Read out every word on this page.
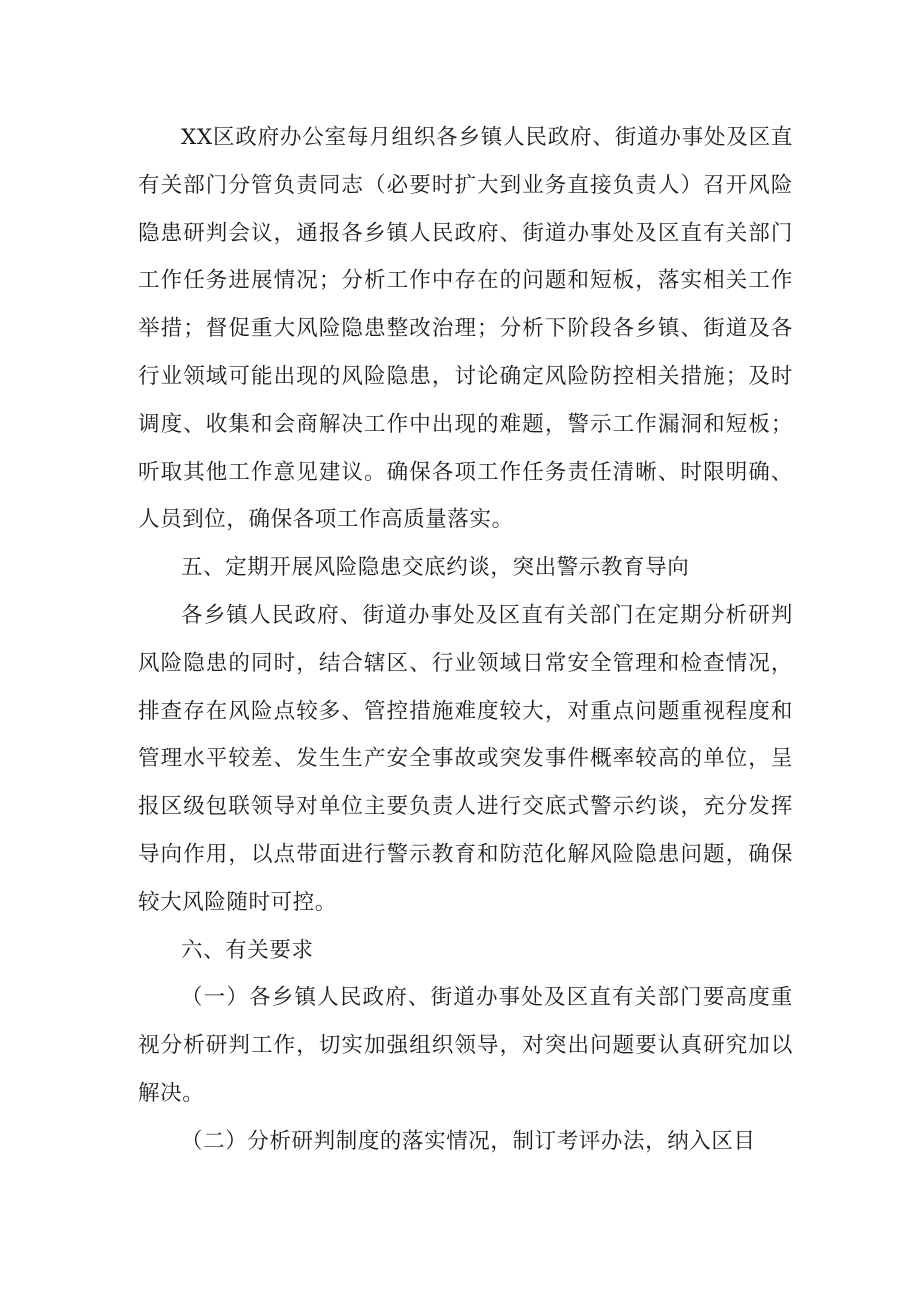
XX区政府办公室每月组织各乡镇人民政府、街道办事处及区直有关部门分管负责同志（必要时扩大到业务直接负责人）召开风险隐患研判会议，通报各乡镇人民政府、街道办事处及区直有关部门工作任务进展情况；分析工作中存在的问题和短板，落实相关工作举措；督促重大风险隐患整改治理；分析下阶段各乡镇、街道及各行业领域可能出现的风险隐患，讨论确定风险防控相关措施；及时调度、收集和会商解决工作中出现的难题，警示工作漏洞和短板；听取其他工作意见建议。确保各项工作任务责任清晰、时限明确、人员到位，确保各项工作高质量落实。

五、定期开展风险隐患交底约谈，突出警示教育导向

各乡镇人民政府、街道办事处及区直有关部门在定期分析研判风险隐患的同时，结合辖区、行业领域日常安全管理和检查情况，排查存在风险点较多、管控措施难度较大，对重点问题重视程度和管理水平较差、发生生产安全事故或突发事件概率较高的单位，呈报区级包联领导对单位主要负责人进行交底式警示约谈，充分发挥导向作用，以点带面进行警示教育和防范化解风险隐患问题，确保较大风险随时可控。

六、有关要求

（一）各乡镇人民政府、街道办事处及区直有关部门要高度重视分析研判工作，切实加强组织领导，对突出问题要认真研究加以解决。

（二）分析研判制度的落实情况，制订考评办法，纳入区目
* * *
Keep every word of the data as it is when you write it out, but drop the pictures.

Read out every word on this page.
XX区政府办公室每月组织各乡镇人民政府、街道办事处及区直有关部门分管负责同志（必要时扩大到业务直接负责人）召开风险隐患研判会议，通报各乡镇人民政府、街道办事处及区直有关部门工作任务进展情况；分析工作中存在的问题和短板，落实相关工作举措；督促重大风险隐患整改治理；分析下阶段各乡镇、街道及各行业领域可能出现的风险隐患，讨论确定风险防控相关措施；及时调度、收集和会商解决工作中出现的难题，警示工作漏洞和短板；听取其他工作意见建议。确保各项工作任务责任清晰、时限明确、人员到位，确保各项工作高质量落实。

五、定期开展风险隐患交底约谈，突出警示教育导向

各乡镇人民政府、街道办事处及区直有关部门在定期分析研判风险隐患的同时，结合辖区、行业领域日常安全管理和检查情况，排查存在风险点较多、管控措施难度较大，对重点问题重视程度和管理水平较差、发生生产安全事故或突发事件概率较高的单位，呈报区级包联领导对单位主要负责人进行交底式警示约谈，充分发挥导向作用，以点带面进行警示教育和防范化解风险隐患问题，确保较大风险随时可控。

六、有关要求

（一）各乡镇人民政府、街道办事处及区直有关部门要高度重视分析研判工作，切实加强组织领导，对突出问题要认真研究加以解决。

（二）分析研判制度的落实情况，制订考评办法，纳入区目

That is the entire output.